## REQUIRED WORK
Return a copy of every line in the records that includes the word "BTCUSD".

## DATASET ENTRIES
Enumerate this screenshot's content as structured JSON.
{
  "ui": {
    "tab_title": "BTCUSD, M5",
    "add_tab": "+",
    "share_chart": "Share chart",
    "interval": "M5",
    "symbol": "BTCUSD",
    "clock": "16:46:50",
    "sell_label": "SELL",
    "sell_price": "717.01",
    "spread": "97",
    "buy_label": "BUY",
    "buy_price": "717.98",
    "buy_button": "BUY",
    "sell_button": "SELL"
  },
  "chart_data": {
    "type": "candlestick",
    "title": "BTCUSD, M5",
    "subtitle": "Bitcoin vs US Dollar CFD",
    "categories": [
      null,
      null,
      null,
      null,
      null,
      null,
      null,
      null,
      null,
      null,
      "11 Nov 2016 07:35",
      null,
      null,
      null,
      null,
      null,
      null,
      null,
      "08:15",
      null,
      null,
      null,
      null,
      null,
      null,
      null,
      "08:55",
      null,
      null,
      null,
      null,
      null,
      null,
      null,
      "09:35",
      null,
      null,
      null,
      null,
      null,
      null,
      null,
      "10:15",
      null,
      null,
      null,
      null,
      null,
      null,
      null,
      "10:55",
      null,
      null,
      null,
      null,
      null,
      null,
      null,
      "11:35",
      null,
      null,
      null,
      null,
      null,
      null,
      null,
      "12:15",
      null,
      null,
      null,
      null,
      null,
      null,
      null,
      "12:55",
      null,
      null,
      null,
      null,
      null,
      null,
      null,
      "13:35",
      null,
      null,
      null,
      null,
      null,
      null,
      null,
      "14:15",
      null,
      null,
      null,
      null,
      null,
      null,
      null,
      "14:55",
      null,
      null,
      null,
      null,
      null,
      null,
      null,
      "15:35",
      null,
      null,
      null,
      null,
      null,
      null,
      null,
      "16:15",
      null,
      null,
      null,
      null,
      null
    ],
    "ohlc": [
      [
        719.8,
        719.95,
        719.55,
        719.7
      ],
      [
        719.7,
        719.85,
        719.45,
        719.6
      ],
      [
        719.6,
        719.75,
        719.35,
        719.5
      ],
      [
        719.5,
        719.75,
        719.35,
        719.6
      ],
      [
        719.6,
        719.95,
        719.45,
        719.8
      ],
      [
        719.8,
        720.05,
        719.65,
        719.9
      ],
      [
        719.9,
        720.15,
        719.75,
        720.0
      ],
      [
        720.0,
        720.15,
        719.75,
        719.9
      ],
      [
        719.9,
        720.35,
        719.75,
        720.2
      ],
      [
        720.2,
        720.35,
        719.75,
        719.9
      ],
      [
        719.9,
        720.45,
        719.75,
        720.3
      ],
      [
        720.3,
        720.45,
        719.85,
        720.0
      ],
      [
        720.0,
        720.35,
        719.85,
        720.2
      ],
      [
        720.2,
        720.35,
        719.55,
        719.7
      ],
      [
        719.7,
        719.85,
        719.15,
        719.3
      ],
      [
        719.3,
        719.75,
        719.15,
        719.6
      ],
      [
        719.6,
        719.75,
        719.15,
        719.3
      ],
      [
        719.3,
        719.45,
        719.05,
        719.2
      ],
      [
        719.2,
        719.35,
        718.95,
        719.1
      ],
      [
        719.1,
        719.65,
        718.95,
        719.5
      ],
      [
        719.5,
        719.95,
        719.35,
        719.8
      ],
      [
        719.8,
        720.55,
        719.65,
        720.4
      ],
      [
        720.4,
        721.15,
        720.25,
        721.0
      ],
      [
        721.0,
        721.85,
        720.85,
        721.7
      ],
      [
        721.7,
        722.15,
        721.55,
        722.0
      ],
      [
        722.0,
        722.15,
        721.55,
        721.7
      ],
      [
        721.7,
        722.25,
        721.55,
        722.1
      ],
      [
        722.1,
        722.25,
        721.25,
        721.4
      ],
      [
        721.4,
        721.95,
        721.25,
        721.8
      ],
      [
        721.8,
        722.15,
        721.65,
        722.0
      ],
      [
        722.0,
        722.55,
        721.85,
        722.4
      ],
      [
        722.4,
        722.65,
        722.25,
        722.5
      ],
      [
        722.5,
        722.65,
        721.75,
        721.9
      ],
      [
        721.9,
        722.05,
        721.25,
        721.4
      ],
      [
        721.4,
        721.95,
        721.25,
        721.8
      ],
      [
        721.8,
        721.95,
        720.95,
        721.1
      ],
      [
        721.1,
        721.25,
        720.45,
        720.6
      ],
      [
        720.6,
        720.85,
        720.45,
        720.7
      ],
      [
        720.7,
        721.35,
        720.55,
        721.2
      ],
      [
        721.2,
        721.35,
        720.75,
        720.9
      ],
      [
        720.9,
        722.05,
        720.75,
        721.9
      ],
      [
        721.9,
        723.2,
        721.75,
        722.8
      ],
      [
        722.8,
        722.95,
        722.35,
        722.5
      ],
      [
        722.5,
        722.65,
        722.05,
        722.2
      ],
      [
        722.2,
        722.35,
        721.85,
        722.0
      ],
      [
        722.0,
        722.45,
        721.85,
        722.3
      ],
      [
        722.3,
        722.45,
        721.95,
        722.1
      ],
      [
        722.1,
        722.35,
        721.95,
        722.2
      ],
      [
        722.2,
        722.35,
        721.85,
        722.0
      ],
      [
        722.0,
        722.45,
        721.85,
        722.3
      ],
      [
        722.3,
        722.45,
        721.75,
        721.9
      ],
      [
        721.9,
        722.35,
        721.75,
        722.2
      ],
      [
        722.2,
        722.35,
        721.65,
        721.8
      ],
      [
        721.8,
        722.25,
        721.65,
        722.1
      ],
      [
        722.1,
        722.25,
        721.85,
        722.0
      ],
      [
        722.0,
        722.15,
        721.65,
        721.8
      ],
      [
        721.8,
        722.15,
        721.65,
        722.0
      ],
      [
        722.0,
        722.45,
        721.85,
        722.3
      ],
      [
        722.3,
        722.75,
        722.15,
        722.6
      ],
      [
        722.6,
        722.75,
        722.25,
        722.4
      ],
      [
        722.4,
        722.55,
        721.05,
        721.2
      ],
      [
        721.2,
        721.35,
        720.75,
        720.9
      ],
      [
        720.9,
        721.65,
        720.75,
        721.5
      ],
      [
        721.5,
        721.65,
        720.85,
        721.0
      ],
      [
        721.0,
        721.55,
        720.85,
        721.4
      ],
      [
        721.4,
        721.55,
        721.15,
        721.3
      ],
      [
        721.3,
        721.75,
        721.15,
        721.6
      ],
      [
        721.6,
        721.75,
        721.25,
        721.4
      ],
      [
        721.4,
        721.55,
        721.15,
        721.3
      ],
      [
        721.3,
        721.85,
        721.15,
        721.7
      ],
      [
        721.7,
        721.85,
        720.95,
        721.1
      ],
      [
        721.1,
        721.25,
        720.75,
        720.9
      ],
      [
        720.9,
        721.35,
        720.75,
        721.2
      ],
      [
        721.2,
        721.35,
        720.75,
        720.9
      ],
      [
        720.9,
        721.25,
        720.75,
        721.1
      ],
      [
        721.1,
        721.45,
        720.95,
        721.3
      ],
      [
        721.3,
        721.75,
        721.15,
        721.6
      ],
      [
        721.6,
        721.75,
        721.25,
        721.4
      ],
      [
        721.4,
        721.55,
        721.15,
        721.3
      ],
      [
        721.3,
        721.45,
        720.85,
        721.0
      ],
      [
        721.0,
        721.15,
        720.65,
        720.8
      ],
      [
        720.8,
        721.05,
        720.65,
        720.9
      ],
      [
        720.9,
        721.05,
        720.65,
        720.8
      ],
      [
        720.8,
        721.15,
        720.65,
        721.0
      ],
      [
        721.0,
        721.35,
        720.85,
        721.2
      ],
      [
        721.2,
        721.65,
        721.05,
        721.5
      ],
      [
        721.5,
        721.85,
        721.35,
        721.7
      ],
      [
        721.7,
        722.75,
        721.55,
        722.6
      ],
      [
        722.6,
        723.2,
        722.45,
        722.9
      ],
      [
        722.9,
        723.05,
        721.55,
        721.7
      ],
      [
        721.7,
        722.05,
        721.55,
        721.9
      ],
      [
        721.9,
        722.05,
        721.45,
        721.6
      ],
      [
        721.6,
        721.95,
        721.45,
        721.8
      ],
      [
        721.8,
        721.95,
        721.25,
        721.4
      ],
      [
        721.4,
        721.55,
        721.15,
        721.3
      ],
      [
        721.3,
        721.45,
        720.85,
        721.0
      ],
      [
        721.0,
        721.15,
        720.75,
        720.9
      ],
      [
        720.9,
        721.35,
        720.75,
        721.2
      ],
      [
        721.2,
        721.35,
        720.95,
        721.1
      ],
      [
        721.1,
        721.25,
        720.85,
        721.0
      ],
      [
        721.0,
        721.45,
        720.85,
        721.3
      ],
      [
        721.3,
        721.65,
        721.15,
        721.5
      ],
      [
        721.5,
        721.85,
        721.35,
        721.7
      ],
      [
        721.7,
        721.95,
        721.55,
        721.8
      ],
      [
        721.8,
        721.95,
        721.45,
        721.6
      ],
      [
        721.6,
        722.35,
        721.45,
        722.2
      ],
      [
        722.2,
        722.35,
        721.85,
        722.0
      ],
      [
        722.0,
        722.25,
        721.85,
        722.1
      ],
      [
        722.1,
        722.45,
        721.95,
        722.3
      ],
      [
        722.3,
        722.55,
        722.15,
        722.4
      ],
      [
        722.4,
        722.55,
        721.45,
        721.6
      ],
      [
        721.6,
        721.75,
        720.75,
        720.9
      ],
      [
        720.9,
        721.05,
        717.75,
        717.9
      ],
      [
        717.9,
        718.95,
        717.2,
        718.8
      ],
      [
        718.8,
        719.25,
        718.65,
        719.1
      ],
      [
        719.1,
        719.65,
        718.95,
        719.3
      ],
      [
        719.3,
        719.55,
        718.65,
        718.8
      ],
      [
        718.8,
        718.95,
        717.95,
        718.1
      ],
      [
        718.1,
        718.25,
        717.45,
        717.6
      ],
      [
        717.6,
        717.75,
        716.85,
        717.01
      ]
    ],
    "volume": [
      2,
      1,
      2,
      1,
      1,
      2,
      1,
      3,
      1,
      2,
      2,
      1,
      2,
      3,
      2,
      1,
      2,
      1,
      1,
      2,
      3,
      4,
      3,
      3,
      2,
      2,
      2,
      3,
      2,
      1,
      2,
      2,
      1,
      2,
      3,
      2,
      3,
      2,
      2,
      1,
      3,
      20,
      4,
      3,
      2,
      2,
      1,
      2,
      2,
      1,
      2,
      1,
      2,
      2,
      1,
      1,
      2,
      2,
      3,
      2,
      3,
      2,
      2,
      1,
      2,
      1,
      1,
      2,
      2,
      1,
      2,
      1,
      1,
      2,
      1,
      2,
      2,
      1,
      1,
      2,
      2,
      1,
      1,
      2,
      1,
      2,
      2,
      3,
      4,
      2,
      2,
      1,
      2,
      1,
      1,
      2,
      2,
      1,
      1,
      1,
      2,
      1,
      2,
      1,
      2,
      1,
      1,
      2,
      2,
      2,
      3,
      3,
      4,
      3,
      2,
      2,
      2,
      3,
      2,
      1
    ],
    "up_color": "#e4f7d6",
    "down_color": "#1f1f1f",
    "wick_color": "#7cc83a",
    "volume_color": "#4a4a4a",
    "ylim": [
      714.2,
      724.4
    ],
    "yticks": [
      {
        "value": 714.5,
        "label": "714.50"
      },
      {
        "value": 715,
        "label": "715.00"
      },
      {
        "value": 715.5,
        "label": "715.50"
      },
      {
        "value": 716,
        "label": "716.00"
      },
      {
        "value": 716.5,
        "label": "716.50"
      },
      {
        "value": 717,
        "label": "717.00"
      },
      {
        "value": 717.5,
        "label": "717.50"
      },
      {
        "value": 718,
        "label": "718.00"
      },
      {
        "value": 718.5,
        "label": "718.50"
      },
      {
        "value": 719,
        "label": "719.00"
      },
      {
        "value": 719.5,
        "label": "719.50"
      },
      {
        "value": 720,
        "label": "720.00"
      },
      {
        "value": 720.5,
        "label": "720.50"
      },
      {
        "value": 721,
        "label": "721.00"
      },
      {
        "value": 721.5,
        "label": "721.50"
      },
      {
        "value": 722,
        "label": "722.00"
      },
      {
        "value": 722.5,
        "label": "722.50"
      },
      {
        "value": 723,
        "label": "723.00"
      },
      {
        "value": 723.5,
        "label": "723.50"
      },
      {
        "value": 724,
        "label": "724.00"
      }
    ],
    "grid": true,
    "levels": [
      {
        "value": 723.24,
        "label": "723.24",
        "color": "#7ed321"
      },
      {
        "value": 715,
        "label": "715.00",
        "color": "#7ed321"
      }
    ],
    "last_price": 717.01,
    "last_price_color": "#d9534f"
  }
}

## RESULT FOR THIS TASK
    "tab_title": "BTCUSD, M5",
    "symbol": "BTCUSD",
    "title": "BTCUSD, M5",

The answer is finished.